[begin Provided material]

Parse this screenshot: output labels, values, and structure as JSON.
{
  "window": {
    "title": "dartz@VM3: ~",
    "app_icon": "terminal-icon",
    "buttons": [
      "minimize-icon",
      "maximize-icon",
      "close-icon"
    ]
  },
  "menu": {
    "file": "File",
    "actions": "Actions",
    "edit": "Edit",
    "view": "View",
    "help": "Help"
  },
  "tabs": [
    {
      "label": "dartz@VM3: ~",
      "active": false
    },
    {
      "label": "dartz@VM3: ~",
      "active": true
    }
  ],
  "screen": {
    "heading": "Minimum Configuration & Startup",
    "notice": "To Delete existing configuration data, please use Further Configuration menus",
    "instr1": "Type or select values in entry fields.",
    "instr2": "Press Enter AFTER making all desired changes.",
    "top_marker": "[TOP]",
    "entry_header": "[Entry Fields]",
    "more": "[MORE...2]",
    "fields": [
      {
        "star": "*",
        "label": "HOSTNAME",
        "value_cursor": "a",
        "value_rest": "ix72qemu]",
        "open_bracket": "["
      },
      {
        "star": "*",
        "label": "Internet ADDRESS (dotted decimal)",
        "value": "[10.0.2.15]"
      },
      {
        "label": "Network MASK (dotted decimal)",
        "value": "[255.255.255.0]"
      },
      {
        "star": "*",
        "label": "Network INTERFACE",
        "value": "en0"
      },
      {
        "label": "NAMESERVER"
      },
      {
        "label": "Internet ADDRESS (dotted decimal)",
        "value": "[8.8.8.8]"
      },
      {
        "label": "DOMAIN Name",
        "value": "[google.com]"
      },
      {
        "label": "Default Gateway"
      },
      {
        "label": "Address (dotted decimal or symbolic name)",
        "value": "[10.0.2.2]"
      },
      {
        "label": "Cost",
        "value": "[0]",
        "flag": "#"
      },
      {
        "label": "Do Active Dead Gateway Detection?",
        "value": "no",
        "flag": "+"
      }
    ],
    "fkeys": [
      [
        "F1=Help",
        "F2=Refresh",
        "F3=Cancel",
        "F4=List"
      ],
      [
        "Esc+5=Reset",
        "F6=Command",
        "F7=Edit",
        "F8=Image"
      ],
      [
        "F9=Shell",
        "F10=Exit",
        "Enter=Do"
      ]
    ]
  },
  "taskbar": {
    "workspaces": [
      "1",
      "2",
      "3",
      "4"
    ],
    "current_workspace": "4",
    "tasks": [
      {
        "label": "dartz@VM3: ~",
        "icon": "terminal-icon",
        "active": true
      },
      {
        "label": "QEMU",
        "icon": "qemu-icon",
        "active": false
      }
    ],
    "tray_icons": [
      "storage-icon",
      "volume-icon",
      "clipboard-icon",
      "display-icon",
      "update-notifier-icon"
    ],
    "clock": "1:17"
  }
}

[end Provided material]

### Request
Some lines of the records may hold the word "values". How many do? Answer with a number and nothing else.

### Solution for this task
2